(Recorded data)
§ §
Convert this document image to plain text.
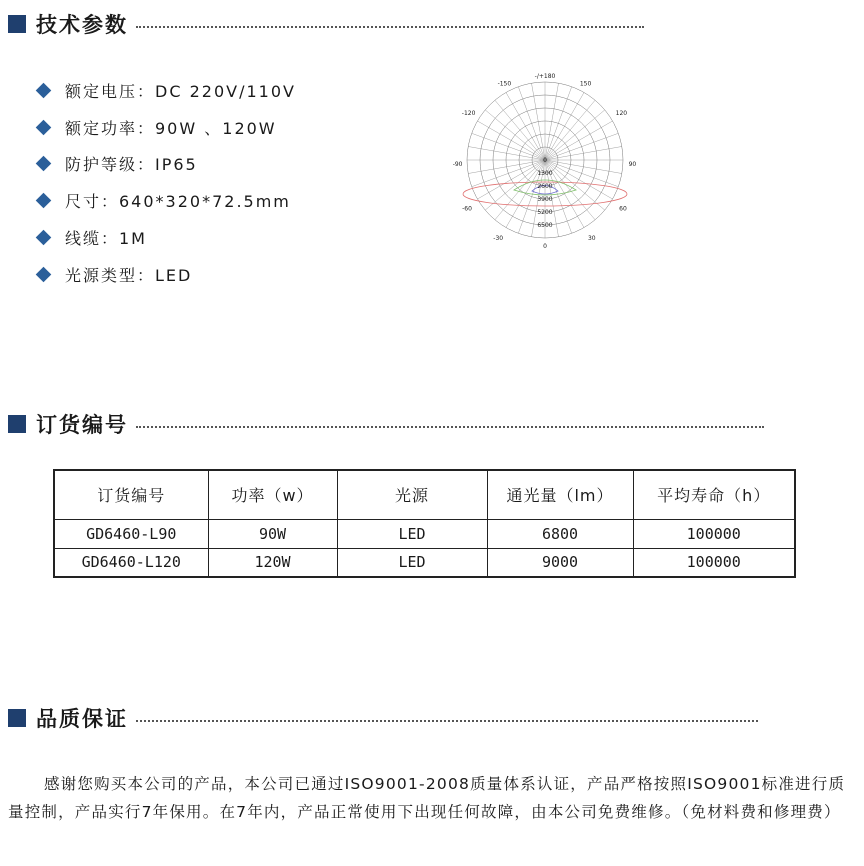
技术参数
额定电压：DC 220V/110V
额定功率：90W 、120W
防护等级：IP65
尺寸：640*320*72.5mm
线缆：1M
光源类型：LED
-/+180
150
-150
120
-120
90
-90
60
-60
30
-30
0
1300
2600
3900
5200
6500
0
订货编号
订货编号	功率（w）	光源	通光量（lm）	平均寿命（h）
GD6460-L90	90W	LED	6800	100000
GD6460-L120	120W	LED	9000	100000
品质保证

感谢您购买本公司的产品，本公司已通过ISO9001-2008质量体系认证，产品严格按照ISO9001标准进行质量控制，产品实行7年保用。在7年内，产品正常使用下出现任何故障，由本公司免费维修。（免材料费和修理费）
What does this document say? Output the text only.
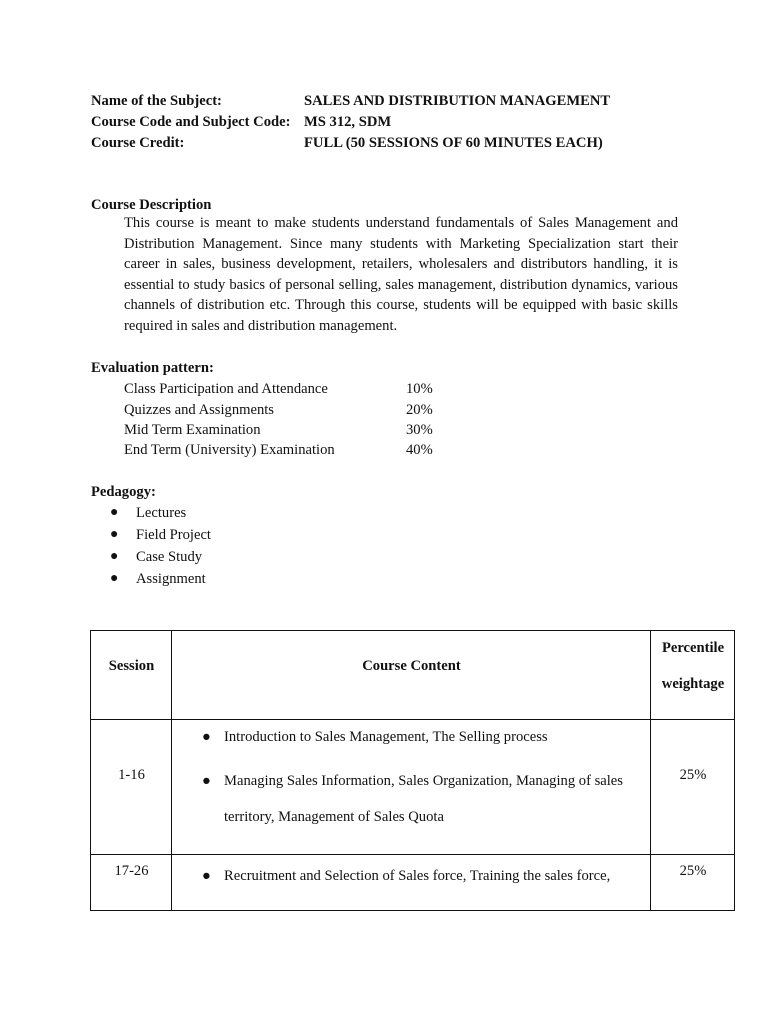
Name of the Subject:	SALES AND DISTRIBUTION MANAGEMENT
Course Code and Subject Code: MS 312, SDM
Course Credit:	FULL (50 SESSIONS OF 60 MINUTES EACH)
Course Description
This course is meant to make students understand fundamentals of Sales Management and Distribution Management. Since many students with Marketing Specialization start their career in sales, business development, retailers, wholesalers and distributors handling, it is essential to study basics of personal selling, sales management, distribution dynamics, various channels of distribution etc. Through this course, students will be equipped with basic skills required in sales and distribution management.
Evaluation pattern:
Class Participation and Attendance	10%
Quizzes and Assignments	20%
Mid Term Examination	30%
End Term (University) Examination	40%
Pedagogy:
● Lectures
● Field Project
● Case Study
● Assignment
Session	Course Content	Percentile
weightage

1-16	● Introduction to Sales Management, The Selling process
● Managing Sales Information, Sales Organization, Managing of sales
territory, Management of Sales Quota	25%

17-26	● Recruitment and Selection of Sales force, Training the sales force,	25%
§ §
◆ Requirement: Copy out all lines from the material above that contain the string "Subject".

◆ Solution to the problem:
Name of the Subject:	SALES AND DISTRIBUTION MANAGEMENT
Course Code and Subject Code: MS 312, SDM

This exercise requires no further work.